Pull out each line of the data that includes the word "JSON".

Input for this task:
┏━━

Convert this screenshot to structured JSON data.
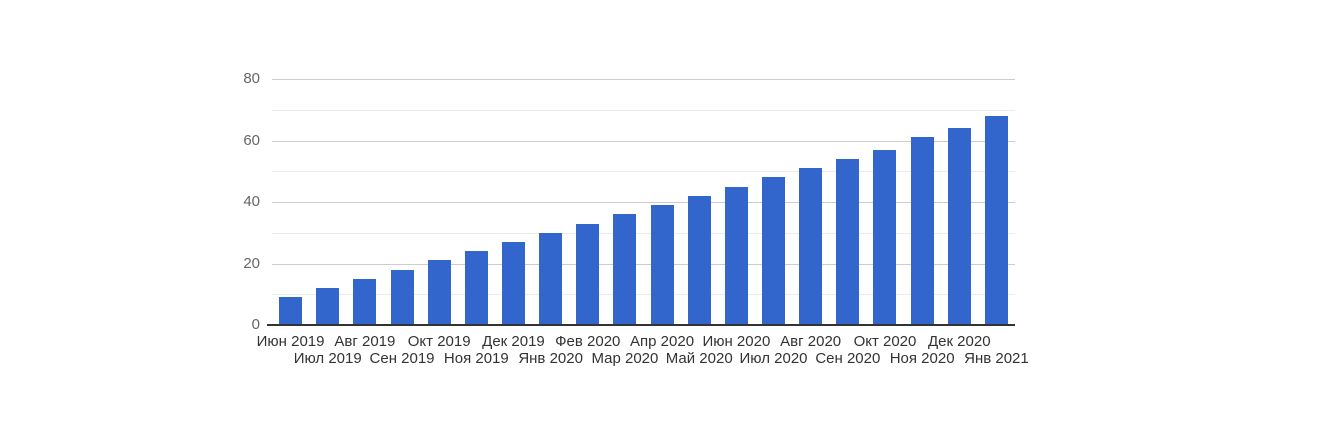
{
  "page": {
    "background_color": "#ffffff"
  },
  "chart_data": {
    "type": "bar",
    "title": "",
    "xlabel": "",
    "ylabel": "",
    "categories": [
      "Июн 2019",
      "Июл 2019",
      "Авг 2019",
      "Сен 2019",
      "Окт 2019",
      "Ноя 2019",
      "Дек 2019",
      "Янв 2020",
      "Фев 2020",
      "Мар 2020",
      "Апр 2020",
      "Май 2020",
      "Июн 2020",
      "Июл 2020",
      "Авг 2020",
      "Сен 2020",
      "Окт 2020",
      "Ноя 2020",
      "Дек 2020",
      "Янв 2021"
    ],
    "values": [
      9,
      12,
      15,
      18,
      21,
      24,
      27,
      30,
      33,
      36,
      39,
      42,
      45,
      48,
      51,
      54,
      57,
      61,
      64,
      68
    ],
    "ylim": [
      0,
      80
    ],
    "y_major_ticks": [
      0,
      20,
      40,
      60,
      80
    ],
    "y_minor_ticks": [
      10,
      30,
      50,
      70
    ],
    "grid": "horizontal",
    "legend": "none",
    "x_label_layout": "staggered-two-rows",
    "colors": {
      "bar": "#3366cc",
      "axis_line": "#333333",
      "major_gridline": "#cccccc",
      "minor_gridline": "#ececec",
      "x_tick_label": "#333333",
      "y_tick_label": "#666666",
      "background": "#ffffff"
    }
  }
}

┗━━
┏━━

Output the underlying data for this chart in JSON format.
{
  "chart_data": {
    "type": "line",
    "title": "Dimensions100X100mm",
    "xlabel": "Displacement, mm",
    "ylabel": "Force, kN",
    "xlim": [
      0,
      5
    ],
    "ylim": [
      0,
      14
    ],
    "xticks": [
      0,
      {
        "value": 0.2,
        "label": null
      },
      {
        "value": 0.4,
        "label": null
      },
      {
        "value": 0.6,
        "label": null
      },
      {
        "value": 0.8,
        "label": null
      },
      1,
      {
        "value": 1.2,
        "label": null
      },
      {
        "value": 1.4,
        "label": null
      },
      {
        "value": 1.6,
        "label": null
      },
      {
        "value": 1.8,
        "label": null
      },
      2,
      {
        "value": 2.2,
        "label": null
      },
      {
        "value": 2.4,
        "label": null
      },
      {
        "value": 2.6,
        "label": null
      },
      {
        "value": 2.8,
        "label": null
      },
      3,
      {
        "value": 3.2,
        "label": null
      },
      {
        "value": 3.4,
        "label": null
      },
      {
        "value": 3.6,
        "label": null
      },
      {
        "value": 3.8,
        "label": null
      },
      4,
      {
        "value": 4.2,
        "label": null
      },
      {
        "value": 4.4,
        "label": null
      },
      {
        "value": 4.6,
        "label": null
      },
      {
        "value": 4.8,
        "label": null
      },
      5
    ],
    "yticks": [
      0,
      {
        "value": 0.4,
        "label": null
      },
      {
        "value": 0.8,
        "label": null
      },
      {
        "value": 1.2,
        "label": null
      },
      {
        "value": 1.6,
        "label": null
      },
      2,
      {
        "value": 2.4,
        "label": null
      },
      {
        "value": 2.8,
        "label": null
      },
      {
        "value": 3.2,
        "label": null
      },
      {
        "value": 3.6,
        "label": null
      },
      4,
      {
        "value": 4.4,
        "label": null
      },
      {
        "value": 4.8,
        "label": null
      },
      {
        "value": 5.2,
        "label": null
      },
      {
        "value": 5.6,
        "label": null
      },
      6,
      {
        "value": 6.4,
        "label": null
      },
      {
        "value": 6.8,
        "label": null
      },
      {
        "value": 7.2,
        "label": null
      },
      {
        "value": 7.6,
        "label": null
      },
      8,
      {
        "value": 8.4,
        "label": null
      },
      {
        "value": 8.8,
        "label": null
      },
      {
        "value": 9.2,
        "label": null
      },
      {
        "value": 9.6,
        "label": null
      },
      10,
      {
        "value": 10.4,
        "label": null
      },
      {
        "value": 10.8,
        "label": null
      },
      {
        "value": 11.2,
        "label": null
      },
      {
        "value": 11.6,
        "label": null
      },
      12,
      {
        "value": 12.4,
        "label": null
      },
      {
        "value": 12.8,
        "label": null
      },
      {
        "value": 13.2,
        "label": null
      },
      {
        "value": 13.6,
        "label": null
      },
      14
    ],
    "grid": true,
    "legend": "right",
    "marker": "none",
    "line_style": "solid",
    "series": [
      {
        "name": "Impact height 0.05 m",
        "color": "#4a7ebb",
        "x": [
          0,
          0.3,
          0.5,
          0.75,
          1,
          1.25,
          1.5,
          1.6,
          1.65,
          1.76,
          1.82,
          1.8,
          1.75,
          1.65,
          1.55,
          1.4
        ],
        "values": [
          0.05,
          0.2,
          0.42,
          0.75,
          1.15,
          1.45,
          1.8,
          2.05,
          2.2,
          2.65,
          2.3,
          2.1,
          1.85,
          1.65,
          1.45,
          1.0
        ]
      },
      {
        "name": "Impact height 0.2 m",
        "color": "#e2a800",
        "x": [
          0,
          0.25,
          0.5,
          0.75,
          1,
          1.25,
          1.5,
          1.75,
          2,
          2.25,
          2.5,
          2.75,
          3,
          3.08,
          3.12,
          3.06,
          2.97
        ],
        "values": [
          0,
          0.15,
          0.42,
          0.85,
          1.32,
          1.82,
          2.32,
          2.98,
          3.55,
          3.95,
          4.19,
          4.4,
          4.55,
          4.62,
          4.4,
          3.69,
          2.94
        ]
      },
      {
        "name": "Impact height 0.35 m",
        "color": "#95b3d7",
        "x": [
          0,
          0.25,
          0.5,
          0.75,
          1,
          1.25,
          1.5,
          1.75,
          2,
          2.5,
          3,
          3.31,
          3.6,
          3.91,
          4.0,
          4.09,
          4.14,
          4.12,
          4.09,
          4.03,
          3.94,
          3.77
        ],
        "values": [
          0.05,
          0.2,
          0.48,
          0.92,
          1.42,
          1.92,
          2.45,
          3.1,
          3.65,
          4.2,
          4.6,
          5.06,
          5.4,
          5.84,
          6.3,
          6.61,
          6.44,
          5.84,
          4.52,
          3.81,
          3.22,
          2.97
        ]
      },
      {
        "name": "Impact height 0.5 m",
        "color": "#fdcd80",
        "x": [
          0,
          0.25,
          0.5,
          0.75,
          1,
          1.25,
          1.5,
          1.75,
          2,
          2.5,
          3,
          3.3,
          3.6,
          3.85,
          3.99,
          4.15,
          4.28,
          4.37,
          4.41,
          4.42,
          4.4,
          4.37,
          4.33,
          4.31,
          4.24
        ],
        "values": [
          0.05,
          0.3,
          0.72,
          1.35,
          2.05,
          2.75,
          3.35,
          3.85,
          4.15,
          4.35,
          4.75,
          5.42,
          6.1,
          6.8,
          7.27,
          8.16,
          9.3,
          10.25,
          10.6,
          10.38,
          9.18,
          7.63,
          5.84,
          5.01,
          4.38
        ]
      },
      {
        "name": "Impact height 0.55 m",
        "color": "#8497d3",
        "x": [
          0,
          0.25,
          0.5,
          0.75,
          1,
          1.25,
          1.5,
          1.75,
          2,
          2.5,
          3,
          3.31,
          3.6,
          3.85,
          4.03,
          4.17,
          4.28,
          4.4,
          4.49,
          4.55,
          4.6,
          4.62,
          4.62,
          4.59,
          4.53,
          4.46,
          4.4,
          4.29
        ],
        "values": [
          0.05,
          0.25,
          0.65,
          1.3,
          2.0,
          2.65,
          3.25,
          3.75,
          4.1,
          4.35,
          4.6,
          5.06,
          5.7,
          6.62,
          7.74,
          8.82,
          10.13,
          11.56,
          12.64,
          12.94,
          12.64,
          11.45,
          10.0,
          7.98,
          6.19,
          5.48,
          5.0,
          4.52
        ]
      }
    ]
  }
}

┗━━

Result below:
Convert this screenshot to structured JSON data.
Output the underlying data for this chart in JSON format.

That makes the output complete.